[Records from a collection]
'''

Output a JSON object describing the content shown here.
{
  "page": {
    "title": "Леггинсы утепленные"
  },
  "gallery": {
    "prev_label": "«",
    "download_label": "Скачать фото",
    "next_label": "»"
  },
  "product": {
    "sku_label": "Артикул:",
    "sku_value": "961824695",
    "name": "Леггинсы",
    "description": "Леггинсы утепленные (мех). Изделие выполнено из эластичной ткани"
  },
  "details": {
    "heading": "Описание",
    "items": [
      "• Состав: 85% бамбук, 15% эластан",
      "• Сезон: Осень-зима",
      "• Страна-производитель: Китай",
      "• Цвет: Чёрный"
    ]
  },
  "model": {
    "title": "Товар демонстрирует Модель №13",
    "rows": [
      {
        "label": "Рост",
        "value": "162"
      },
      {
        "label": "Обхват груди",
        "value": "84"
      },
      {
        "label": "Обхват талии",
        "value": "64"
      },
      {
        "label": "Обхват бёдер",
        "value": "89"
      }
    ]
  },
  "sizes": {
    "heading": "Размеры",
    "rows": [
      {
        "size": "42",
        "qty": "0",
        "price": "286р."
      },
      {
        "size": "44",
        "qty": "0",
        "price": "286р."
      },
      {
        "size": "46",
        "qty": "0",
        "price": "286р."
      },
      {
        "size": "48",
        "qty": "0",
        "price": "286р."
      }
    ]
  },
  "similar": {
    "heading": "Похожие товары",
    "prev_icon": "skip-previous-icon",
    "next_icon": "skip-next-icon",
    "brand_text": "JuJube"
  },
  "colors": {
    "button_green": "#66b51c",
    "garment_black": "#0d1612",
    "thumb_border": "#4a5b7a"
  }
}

'''

▸ EXERCISE
Across the entries above, how many lines contain "title"? Provide only the count.

▸ EXERCISE RESPONSE
2